§ What is expected
Whenever a line below holds the word "total", copy that line.

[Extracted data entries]
※ ※ ※

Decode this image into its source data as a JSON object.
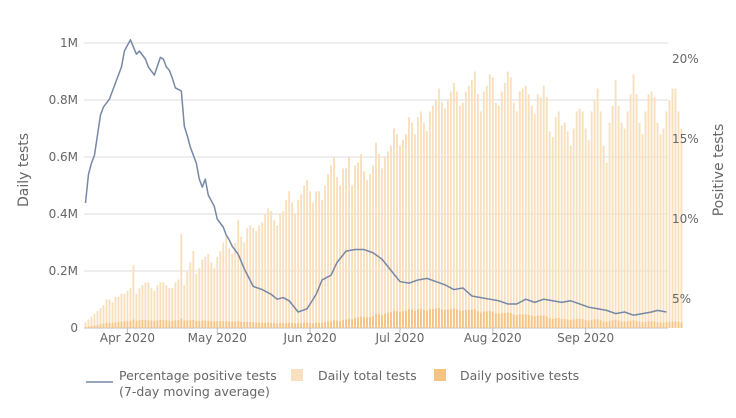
{
  "chart_data": {
    "type": "bar",
    "title": "",
    "start_date": "2020-03-18",
    "end_date": "2020-09-28",
    "x_ticks": [
      {
        "label": "Apr 2020",
        "date": "2020-04-01"
      },
      {
        "label": "May 2020",
        "date": "2020-05-01"
      },
      {
        "label": "Jun 2020",
        "date": "2020-06-01"
      },
      {
        "label": "Jul 2020",
        "date": "2020-07-01"
      },
      {
        "label": "Aug 2020",
        "date": "2020-08-01"
      },
      {
        "label": "Sep 2020",
        "date": "2020-09-01"
      }
    ],
    "y_left": {
      "label": "Daily tests",
      "ylim": [
        0,
        1000000
      ],
      "ticks": [
        {
          "value": 0,
          "label": "0"
        },
        {
          "value": 200000,
          "label": "0.2M"
        },
        {
          "value": 400000,
          "label": "0.4M"
        },
        {
          "value": 600000,
          "label": "0.6M"
        },
        {
          "value": 800000,
          "label": "0.8M"
        },
        {
          "value": 1000000,
          "label": "1M"
        }
      ]
    },
    "y_right": {
      "label": "Positive tests",
      "ylim": [
        3.2,
        21.0
      ],
      "ticks": [
        {
          "value": 5,
          "label": "5%"
        },
        {
          "value": 10,
          "label": "10%"
        },
        {
          "value": 15,
          "label": "15%"
        },
        {
          "value": 20,
          "label": "20%"
        }
      ]
    },
    "grid": true,
    "legend_position": "bottom",
    "series": [
      {
        "name": "Daily total tests",
        "kind": "bar",
        "color": "#f8dfbd",
        "values": [
          20000,
          30000,
          40000,
          50000,
          60000,
          70000,
          80000,
          100000,
          100000,
          90000,
          110000,
          110000,
          120000,
          120000,
          130000,
          140000,
          220000,
          120000,
          140000,
          150000,
          160000,
          160000,
          140000,
          130000,
          150000,
          160000,
          160000,
          150000,
          140000,
          140000,
          160000,
          170000,
          330000,
          150000,
          200000,
          230000,
          270000,
          190000,
          210000,
          240000,
          250000,
          260000,
          230000,
          210000,
          250000,
          270000,
          300000,
          320000,
          280000,
          260000,
          300000,
          380000,
          320000,
          300000,
          350000,
          360000,
          350000,
          340000,
          360000,
          370000,
          400000,
          420000,
          410000,
          380000,
          360000,
          400000,
          410000,
          450000,
          480000,
          440000,
          400000,
          450000,
          470000,
          500000,
          520000,
          480000,
          440000,
          480000,
          480000,
          450000,
          500000,
          540000,
          570000,
          600000,
          530000,
          500000,
          560000,
          560000,
          600000,
          500000,
          570000,
          580000,
          610000,
          550000,
          520000,
          540000,
          570000,
          650000,
          610000,
          560000,
          600000,
          620000,
          640000,
          700000,
          680000,
          640000,
          660000,
          680000,
          740000,
          720000,
          680000,
          740000,
          760000,
          720000,
          690000,
          760000,
          780000,
          800000,
          840000,
          790000,
          770000,
          800000,
          830000,
          860000,
          830000,
          780000,
          790000,
          830000,
          850000,
          870000,
          900000,
          820000,
          760000,
          830000,
          850000,
          890000,
          880000,
          790000,
          780000,
          830000,
          860000,
          900000,
          880000,
          790000,
          760000,
          830000,
          840000,
          850000,
          820000,
          780000,
          750000,
          820000,
          810000,
          850000,
          810000,
          690000,
          670000,
          740000,
          760000,
          710000,
          720000,
          690000,
          640000,
          700000,
          760000,
          770000,
          760000,
          700000,
          660000,
          760000,
          800000,
          840000,
          760000,
          640000,
          580000,
          720000,
          780000,
          870000,
          780000,
          720000,
          700000,
          760000,
          820000,
          890000,
          820000,
          720000,
          680000,
          760000,
          820000,
          830000,
          810000,
          720000,
          680000,
          700000,
          760000,
          800000,
          840000,
          840000,
          760000,
          700000
        ],
        "bar_values": [
          20000,
          30000,
          40000,
          50000,
          60000,
          70000,
          80000,
          100000,
          100000,
          90000,
          110000,
          110000,
          120000,
          120000,
          130000,
          140000,
          220000,
          120000,
          140000,
          150000,
          160000,
          160000,
          140000,
          130000,
          150000,
          160000,
          160000,
          150000,
          140000,
          140000,
          160000,
          170000,
          330000,
          150000,
          200000,
          230000,
          270000,
          190000,
          210000,
          240000,
          250000,
          260000,
          230000,
          210000,
          250000,
          270000,
          300000,
          320000,
          280000,
          260000,
          300000,
          380000,
          320000,
          300000,
          350000,
          360000,
          350000,
          340000,
          360000,
          370000,
          400000,
          420000,
          410000,
          380000,
          360000,
          400000,
          410000,
          450000,
          480000,
          440000,
          400000,
          450000,
          470000,
          500000,
          520000,
          480000,
          440000,
          480000,
          480000,
          450000,
          500000,
          540000,
          570000,
          600000,
          530000,
          500000,
          560000,
          560000,
          600000,
          500000,
          570000,
          580000,
          610000,
          550000,
          520000,
          540000,
          570000,
          650000,
          610000,
          560000,
          600000,
          620000,
          640000,
          700000,
          680000,
          640000,
          660000,
          680000,
          740000,
          720000,
          680000,
          740000,
          760000,
          720000,
          690000,
          760000,
          780000,
          800000,
          840000,
          790000,
          770000,
          800000,
          830000,
          860000,
          830000,
          780000,
          790000,
          830000,
          850000,
          870000,
          900000,
          820000,
          760000,
          830000,
          850000,
          890000,
          880000,
          790000,
          780000,
          830000,
          860000,
          900000,
          880000,
          790000,
          760000,
          830000,
          840000,
          850000,
          820000,
          780000,
          750000,
          820000,
          810000,
          850000,
          810000,
          690000,
          670000,
          740000,
          760000,
          710000,
          720000,
          690000,
          640000,
          700000,
          760000,
          770000,
          760000,
          700000,
          660000,
          760000,
          800000,
          840000,
          760000,
          640000,
          580000,
          720000,
          780000,
          870000,
          780000,
          720000,
          700000,
          760000,
          820000,
          890000,
          820000,
          720000,
          680000,
          760000,
          820000,
          830000,
          810000,
          720000,
          680000,
          700000,
          760000,
          800000,
          840000,
          840000,
          760000,
          700000
        ]
      },
      {
        "name": "Daily positive tests",
        "kind": "bar",
        "color": "#f5c383",
        "values": [
          3000,
          5000,
          7000,
          9000,
          11000,
          13000,
          15000,
          18000,
          18000,
          17000,
          20000,
          21000,
          22000,
          23000,
          24000,
          25000,
          30000,
          25000,
          27000,
          28000,
          28000,
          27000,
          26000,
          25000,
          27000,
          28000,
          28000,
          27000,
          26000,
          25000,
          27000,
          28000,
          33000,
          26000,
          27000,
          27000,
          28000,
          25000,
          25000,
          26000,
          26000,
          25000,
          24000,
          23000,
          24000,
          24000,
          24000,
          24000,
          23000,
          22000,
          22000,
          24000,
          22000,
          21000,
          22000,
          21000,
          20000,
          19000,
          19000,
          19000,
          19000,
          19000,
          18000,
          17000,
          16000,
          17000,
          17000,
          17000,
          18000,
          17000,
          16000,
          17000,
          17000,
          18000,
          18000,
          17000,
          16000,
          18000,
          18000,
          18000,
          20000,
          22000,
          24000,
          27000,
          26000,
          25000,
          28000,
          30000,
          33000,
          30000,
          34000,
          37000,
          40000,
          38000,
          37000,
          39000,
          42000,
          49000,
          47000,
          45000,
          50000,
          52000,
          55000,
          61000,
          60000,
          57000,
          59000,
          61000,
          66000,
          64000,
          60000,
          66000,
          67000,
          64000,
          61000,
          66000,
          67000,
          68000,
          70000,
          65000,
          63000,
          65000,
          67000,
          68000,
          65000,
          61000,
          61000,
          63000,
          64000,
          65000,
          66000,
          59000,
          54000,
          58000,
          58000,
          60000,
          58000,
          51000,
          50000,
          52000,
          53000,
          55000,
          53000,
          47000,
          45000,
          48000,
          48000,
          48000,
          46000,
          43000,
          41000,
          44000,
          43000,
          44000,
          41000,
          34000,
          32000,
          35000,
          35000,
          32000,
          32000,
          30000,
          28000,
          30000,
          32000,
          32000,
          31000,
          28000,
          26000,
          29000,
          30000,
          31000,
          27000,
          23000,
          21000,
          25000,
          27000,
          29000,
          26000,
          23000,
          22000,
          24000,
          25000,
          27000,
          25000,
          22000,
          20000,
          22000,
          24000,
          24000,
          23000,
          20000,
          19000,
          19000,
          21000,
          22000,
          23000,
          23000,
          21000,
          19000
        ]
      },
      {
        "name": "Percentage positive tests (7-day moving average)",
        "kind": "line",
        "axis": "right",
        "color": "#7688a5",
        "x_dates": [
          "2020-03-18",
          "2020-03-19",
          "2020-03-20",
          "2020-03-21",
          "2020-03-23",
          "2020-03-24",
          "2020-03-26",
          "2020-03-28",
          "2020-03-30",
          "2020-03-31",
          "2020-04-02",
          "2020-04-04",
          "2020-04-05",
          "2020-04-07",
          "2020-04-08",
          "2020-04-10",
          "2020-04-12",
          "2020-04-13",
          "2020-04-14",
          "2020-04-15",
          "2020-04-16",
          "2020-04-17",
          "2020-04-19",
          "2020-04-20",
          "2020-04-21",
          "2020-04-22",
          "2020-04-24",
          "2020-04-25",
          "2020-04-26",
          "2020-04-27",
          "2020-04-28",
          "2020-04-30",
          "2020-05-01",
          "2020-05-03",
          "2020-05-04",
          "2020-05-05",
          "2020-05-06",
          "2020-05-08",
          "2020-05-10",
          "2020-05-13",
          "2020-05-16",
          "2020-05-19",
          "2020-05-21",
          "2020-05-23",
          "2020-05-25",
          "2020-05-28",
          "2020-05-31",
          "2020-06-03",
          "2020-06-05",
          "2020-06-08",
          "2020-06-10",
          "2020-06-13",
          "2020-06-16",
          "2020-06-19",
          "2020-06-22",
          "2020-06-25",
          "2020-06-28",
          "2020-07-01",
          "2020-07-04",
          "2020-07-07",
          "2020-07-10",
          "2020-07-13",
          "2020-07-16",
          "2020-07-19",
          "2020-07-22",
          "2020-07-25",
          "2020-07-28",
          "2020-07-31",
          "2020-08-03",
          "2020-08-06",
          "2020-08-09",
          "2020-08-12",
          "2020-08-15",
          "2020-08-18",
          "2020-08-21",
          "2020-08-24",
          "2020-08-27",
          "2020-08-30",
          "2020-09-02",
          "2020-09-05",
          "2020-09-08",
          "2020-09-11",
          "2020-09-14",
          "2020-09-17",
          "2020-09-20",
          "2020-09-23",
          "2020-09-25",
          "2020-09-28"
        ],
        "values": [
          11.0,
          12.8,
          13.5,
          14.0,
          16.5,
          17.0,
          17.5,
          18.5,
          19.5,
          20.5,
          21.2,
          20.3,
          20.5,
          20.0,
          19.5,
          19.0,
          20.1,
          20.0,
          19.5,
          19.3,
          18.8,
          18.2,
          18.0,
          15.8,
          15.2,
          14.5,
          13.5,
          12.5,
          12.0,
          12.5,
          11.5,
          10.8,
          10.0,
          9.5,
          9.0,
          8.7,
          8.3,
          7.8,
          6.9,
          5.8,
          5.6,
          5.3,
          5.0,
          5.1,
          4.9,
          4.2,
          4.4,
          5.3,
          6.2,
          6.5,
          7.3,
          8.0,
          8.1,
          8.1,
          7.9,
          7.5,
          6.8,
          6.1,
          6.0,
          6.2,
          6.3,
          6.1,
          5.9,
          5.6,
          5.7,
          5.2,
          5.1,
          5.0,
          4.9,
          4.7,
          4.7,
          5.0,
          4.8,
          5.0,
          4.9,
          4.8,
          4.9,
          4.7,
          4.5,
          4.4,
          4.3,
          4.1,
          4.2,
          4.0,
          4.1,
          4.2,
          4.3,
          4.2
        ]
      }
    ]
  },
  "legend": [
    {
      "kind": "line",
      "color": "#7688a5",
      "label_line1": "Percentage positive tests",
      "label_line2": "(7-day moving average)"
    },
    {
      "kind": "box",
      "color": "#f8dfbd",
      "label_line1": "Daily total tests"
    },
    {
      "kind": "box",
      "color": "#f5c383",
      "label_line1": "Daily positive tests"
    }
  ]
}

※ ※ ※

§ Written reply
        "name": "Daily total tests",
      "label_line1": "Daily total tests"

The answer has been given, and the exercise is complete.